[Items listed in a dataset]
•••
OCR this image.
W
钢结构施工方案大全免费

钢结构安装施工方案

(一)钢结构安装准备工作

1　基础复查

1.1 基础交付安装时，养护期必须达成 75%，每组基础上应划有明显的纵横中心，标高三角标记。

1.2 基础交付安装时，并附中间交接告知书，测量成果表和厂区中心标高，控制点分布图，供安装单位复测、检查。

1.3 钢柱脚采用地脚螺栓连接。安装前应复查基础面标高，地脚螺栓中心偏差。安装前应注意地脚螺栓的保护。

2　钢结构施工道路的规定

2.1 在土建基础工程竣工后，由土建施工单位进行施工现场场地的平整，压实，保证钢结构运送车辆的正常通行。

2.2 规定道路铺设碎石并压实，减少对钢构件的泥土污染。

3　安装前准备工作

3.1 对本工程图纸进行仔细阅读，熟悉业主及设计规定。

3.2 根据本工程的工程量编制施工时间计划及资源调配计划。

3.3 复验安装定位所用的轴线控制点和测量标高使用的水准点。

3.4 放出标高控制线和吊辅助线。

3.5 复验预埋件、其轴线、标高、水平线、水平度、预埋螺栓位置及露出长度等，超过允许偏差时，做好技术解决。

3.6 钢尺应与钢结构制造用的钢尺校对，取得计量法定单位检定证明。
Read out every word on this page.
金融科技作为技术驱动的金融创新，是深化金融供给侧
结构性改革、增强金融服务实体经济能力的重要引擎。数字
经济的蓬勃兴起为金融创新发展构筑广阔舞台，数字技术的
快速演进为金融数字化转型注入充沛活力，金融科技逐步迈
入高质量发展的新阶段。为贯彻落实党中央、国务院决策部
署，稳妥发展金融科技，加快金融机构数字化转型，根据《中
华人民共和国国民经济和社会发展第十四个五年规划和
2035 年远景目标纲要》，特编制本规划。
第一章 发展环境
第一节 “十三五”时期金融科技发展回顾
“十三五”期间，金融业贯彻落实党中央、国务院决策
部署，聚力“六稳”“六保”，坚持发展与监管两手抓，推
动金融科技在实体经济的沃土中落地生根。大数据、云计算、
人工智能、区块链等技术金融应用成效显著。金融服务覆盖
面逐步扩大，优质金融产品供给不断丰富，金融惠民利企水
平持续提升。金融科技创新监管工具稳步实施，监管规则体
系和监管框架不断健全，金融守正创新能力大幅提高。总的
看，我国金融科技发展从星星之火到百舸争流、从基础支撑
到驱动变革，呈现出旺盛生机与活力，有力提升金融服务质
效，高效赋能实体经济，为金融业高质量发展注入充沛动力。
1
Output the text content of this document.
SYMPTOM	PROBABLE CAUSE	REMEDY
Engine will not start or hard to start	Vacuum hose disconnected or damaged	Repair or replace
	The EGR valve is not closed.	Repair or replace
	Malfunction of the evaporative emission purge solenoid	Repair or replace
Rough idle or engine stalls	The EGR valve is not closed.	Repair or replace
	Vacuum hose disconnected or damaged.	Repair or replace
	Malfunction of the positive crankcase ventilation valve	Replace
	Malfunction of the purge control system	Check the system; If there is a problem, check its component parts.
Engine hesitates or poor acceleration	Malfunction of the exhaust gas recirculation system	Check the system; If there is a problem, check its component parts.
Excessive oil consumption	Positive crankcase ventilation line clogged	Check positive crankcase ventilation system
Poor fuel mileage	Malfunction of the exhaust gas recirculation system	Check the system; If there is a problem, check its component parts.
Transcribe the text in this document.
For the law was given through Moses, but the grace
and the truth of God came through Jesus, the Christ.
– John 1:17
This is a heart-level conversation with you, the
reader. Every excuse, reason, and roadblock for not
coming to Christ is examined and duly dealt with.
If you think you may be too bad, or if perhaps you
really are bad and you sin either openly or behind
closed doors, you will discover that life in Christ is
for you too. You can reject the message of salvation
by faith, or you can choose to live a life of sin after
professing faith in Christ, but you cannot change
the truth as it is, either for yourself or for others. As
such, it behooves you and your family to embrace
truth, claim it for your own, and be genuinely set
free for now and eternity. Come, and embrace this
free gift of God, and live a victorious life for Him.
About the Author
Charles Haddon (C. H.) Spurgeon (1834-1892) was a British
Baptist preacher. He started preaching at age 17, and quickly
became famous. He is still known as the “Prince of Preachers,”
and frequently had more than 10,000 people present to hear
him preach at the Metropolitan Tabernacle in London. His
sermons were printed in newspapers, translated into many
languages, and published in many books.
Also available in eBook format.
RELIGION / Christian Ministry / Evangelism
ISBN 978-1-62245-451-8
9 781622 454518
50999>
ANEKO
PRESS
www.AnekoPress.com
•••
INSTRUCTION — Each line of the material should be echoed exactly.

SOLUTION FOR THIS PROBLEM —
OCR this image.
W
钢结构施工方案大全免费

钢结构安装施工方案

(一)钢结构安装准备工作

1　基础复查

1.1 基础交付安装时，养护期必须达成 75%，每组基础上应划有明显的纵横中心，标高三角标记。

1.2 基础交付安装时，并附中间交接告知书，测量成果表和厂区中心标高，控制点分布图，供安装单位复测、检查。

1.3 钢柱脚采用地脚螺栓连接。安装前应复查基础面标高，地脚螺栓中心偏差。安装前应注意地脚螺栓的保护。

2　钢结构施工道路的规定

2.1 在土建基础工程竣工后，由土建施工单位进行施工现场场地的平整，压实，保证钢结构运送车辆的正常通行。

2.2 规定道路铺设碎石并压实，减少对钢构件的泥土污染。

3　安装前准备工作

3.1 对本工程图纸进行仔细阅读，熟悉业主及设计规定。

3.2 根据本工程的工程量编制施工时间计划及资源调配计划。

3.3 复验安装定位所用的轴线控制点和测量标高使用的水准点。

3.4 放出标高控制线和吊辅助线。

3.5 复验预埋件、其轴线、标高、水平线、水平度、预埋螺栓位置及露出长度等，超过允许偏差时，做好技术解决。

3.6 钢尺应与钢结构制造用的钢尺校对，取得计量法定单位检定证明。
Read out every word on this page.
金融科技作为技术驱动的金融创新，是深化金融供给侧
结构性改革、增强金融服务实体经济能力的重要引擎。数字
经济的蓬勃兴起为金融创新发展构筑广阔舞台，数字技术的
快速演进为金融数字化转型注入充沛活力，金融科技逐步迈
入高质量发展的新阶段。为贯彻落实党中央、国务院决策部
署，稳妥发展金融科技，加快金融机构数字化转型，根据《中
华人民共和国国民经济和社会发展第十四个五年规划和
2035 年远景目标纲要》，特编制本规划。
第一章 发展环境
第一节 “十三五”时期金融科技发展回顾
“十三五”期间，金融业贯彻落实党中央、国务院决策
部署，聚力“六稳”“六保”，坚持发展与监管两手抓，推
动金融科技在实体经济的沃土中落地生根。大数据、云计算、
人工智能、区块链等技术金融应用成效显著。金融服务覆盖
面逐步扩大，优质金融产品供给不断丰富，金融惠民利企水
平持续提升。金融科技创新监管工具稳步实施，监管规则体
系和监管框架不断健全，金融守正创新能力大幅提高。总的
看，我国金融科技发展从星星之火到百舸争流、从基础支撑
到驱动变革，呈现出旺盛生机与活力，有力提升金融服务质
效，高效赋能实体经济，为金融业高质量发展注入充沛动力。
1
Output the text content of this document.
SYMPTOM	PROBABLE CAUSE	REMEDY
Engine will not start or hard to start	Vacuum hose disconnected or damaged	Repair or replace
	The EGR valve is not closed.	Repair or replace
	Malfunction of the evaporative emission purge solenoid	Repair or replace
Rough idle or engine stalls	The EGR valve is not closed.	Repair or replace
	Vacuum hose disconnected or damaged.	Repair or replace
	Malfunction of the positive crankcase ventilation valve	Replace
	Malfunction of the purge control system	Check the system; If there is a problem, check its component parts.
Engine hesitates or poor acceleration	Malfunction of the exhaust gas recirculation system	Check the system; If there is a problem, check its component parts.
Excessive oil consumption	Positive crankcase ventilation line clogged	Check positive crankcase ventilation system
Poor fuel mileage	Malfunction of the exhaust gas recirculation system	Check the system; If there is a problem, check its component parts.
Transcribe the text in this document.
For the law was given through Moses, but the grace
and the truth of God came through Jesus, the Christ.
– John 1:17
This is a heart-level conversation with you, the
reader. Every excuse, reason, and roadblock for not
coming to Christ is examined and duly dealt with.
If you think you may be too bad, or if perhaps you
really are bad and you sin either openly or behind
closed doors, you will discover that life in Christ is
for you too. You can reject the message of salvation
by faith, or you can choose to live a life of sin after
professing faith in Christ, but you cannot change
the truth as it is, either for yourself or for others. As
such, it behooves you and your family to embrace
truth, claim it for your own, and be genuinely set
free for now and eternity. Come, and embrace this
free gift of God, and live a victorious life for Him.
About the Author
Charles Haddon (C. H.) Spurgeon (1834-1892) was a British
Baptist preacher. He started preaching at age 17, and quickly
became famous. He is still known as the “Prince of Preachers,”
and frequently had more than 10,000 people present to hear
him preach at the Metropolitan Tabernacle in London. His
sermons were printed in newspapers, translated into many
languages, and published in many books.
Also available in eBook format.
RELIGION / Christian Ministry / Evangelism
ISBN 978-1-62245-451-8
9 781622 454518
50999>
ANEKO
PRESS
www.AnekoPress.com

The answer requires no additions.